Entries taken from a collection:
— start —

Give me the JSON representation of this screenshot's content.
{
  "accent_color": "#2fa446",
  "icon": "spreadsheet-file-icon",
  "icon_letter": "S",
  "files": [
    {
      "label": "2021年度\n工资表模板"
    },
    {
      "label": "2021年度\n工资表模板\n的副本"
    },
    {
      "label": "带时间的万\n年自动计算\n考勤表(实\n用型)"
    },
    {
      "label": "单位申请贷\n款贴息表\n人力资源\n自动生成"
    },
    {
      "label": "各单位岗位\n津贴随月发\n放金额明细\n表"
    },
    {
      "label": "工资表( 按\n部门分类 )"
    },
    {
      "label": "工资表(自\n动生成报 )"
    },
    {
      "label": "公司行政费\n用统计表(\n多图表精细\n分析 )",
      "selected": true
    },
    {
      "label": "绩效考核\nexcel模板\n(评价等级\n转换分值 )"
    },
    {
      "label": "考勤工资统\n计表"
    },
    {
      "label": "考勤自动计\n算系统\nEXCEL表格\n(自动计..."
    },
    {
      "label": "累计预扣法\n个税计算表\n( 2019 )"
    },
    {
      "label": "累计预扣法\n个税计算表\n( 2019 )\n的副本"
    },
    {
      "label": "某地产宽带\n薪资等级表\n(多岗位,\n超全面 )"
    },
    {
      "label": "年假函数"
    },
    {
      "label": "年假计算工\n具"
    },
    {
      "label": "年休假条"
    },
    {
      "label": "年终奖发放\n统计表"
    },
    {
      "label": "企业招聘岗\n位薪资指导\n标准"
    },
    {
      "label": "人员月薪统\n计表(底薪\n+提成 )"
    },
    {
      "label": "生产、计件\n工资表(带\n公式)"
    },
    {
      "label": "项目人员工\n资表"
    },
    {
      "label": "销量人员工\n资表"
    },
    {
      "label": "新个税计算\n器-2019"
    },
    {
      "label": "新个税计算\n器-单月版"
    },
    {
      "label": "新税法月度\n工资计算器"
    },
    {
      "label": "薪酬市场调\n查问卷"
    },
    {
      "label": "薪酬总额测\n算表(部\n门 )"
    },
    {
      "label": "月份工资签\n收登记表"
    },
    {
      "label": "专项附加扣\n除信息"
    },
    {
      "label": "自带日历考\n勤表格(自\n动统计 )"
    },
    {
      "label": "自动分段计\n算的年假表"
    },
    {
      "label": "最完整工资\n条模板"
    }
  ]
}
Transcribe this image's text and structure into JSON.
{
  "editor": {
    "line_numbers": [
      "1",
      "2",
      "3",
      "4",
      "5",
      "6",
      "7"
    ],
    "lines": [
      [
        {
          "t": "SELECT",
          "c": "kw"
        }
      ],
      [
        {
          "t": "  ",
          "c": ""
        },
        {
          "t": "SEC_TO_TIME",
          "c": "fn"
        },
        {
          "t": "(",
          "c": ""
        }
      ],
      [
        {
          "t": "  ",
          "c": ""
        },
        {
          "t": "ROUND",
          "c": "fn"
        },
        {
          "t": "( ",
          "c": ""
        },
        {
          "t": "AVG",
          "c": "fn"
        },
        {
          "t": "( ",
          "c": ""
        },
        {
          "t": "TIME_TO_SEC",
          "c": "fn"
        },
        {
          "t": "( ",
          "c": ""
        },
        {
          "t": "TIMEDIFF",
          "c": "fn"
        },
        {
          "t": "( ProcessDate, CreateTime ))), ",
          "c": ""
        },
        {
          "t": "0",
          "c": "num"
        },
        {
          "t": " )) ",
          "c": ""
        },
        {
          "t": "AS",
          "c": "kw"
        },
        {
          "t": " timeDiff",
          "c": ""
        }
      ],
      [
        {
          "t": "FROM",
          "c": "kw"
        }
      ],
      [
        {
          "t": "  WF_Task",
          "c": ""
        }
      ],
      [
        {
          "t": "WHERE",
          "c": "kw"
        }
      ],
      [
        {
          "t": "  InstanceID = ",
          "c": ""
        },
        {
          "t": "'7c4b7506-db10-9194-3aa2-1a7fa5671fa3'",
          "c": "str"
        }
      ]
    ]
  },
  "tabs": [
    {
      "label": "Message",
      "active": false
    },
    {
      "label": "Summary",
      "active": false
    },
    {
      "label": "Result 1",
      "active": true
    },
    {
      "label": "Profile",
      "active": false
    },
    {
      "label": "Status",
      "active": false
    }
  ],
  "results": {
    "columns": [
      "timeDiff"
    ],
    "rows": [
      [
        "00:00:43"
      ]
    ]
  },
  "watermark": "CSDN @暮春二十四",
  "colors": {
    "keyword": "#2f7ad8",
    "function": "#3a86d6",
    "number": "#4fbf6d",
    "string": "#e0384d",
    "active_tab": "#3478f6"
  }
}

— end —

Write out every line from the records above, word for word.

FULL SOLUTION:
Give me the JSON representation of this screenshot's content.
{
  "accent_color": "#2fa446",
  "icon": "spreadsheet-file-icon",
  "icon_letter": "S",
  "files": [
    {
      "label": "2021年度\n工资表模板"
    },
    {
      "label": "2021年度\n工资表模板\n的副本"
    },
    {
      "label": "带时间的万\n年自动计算\n考勤表(实\n用型)"
    },
    {
      "label": "单位申请贷\n款贴息表\n人力资源\n自动生成"
    },
    {
      "label": "各单位岗位\n津贴随月发\n放金额明细\n表"
    },
    {
      "label": "工资表( 按\n部门分类 )"
    },
    {
      "label": "工资表(自\n动生成报 )"
    },
    {
      "label": "公司行政费\n用统计表(\n多图表精细\n分析 )",
      "selected": true
    },
    {
      "label": "绩效考核\nexcel模板\n(评价等级\n转换分值 )"
    },
    {
      "label": "考勤工资统\n计表"
    },
    {
      "label": "考勤自动计\n算系统\nEXCEL表格\n(自动计..."
    },
    {
      "label": "累计预扣法\n个税计算表\n( 2019 )"
    },
    {
      "label": "累计预扣法\n个税计算表\n( 2019 )\n的副本"
    },
    {
      "label": "某地产宽带\n薪资等级表\n(多岗位,\n超全面 )"
    },
    {
      "label": "年假函数"
    },
    {
      "label": "年假计算工\n具"
    },
    {
      "label": "年休假条"
    },
    {
      "label": "年终奖发放\n统计表"
    },
    {
      "label": "企业招聘岗\n位薪资指导\n标准"
    },
    {
      "label": "人员月薪统\n计表(底薪\n+提成 )"
    },
    {
      "label": "生产、计件\n工资表(带\n公式)"
    },
    {
      "label": "项目人员工\n资表"
    },
    {
      "label": "销量人员工\n资表"
    },
    {
      "label": "新个税计算\n器-2019"
    },
    {
      "label": "新个税计算\n器-单月版"
    },
    {
      "label": "新税法月度\n工资计算器"
    },
    {
      "label": "薪酬市场调\n查问卷"
    },
    {
      "label": "薪酬总额测\n算表(部\n门 )"
    },
    {
      "label": "月份工资签\n收登记表"
    },
    {
      "label": "专项附加扣\n除信息"
    },
    {
      "label": "自带日历考\n勤表格(自\n动统计 )"
    },
    {
      "label": "自动分段计\n算的年假表"
    },
    {
      "label": "最完整工资\n条模板"
    }
  ]
}
Transcribe this image's text and structure into JSON.
{
  "editor": {
    "line_numbers": [
      "1",
      "2",
      "3",
      "4",
      "5",
      "6",
      "7"
    ],
    "lines": [
      [
        {
          "t": "SELECT",
          "c": "kw"
        }
      ],
      [
        {
          "t": "  ",
          "c": ""
        },
        {
          "t": "SEC_TO_TIME",
          "c": "fn"
        },
        {
          "t": "(",
          "c": ""
        }
      ],
      [
        {
          "t": "  ",
          "c": ""
        },
        {
          "t": "ROUND",
          "c": "fn"
        },
        {
          "t": "( ",
          "c": ""
        },
        {
          "t": "AVG",
          "c": "fn"
        },
        {
          "t": "( ",
          "c": ""
        },
        {
          "t": "TIME_TO_SEC",
          "c": "fn"
        },
        {
          "t": "( ",
          "c": ""
        },
        {
          "t": "TIMEDIFF",
          "c": "fn"
        },
        {
          "t": "( ProcessDate, CreateTime ))), ",
          "c": ""
        },
        {
          "t": "0",
          "c": "num"
        },
        {
          "t": " )) ",
          "c": ""
        },
        {
          "t": "AS",
          "c": "kw"
        },
        {
          "t": " timeDiff",
          "c": ""
        }
      ],
      [
        {
          "t": "FROM",
          "c": "kw"
        }
      ],
      [
        {
          "t": "  WF_Task",
          "c": ""
        }
      ],
      [
        {
          "t": "WHERE",
          "c": "kw"
        }
      ],
      [
        {
          "t": "  InstanceID = ",
          "c": ""
        },
        {
          "t": "'7c4b7506-db10-9194-3aa2-1a7fa5671fa3'",
          "c": "str"
        }
      ]
    ]
  },
  "tabs": [
    {
      "label": "Message",
      "active": false
    },
    {
      "label": "Summary",
      "active": false
    },
    {
      "label": "Result 1",
      "active": true
    },
    {
      "label": "Profile",
      "active": false
    },
    {
      "label": "Status",
      "active": false
    }
  ],
  "results": {
    "columns": [
      "timeDiff"
    ],
    "rows": [
      [
        "00:00:43"
      ]
    ]
  },
  "watermark": "CSDN @暮春二十四",
  "colors": {
    "keyword": "#2f7ad8",
    "function": "#3a86d6",
    "number": "#4fbf6d",
    "string": "#e0384d",
    "active_tab": "#3478f6"
  }
}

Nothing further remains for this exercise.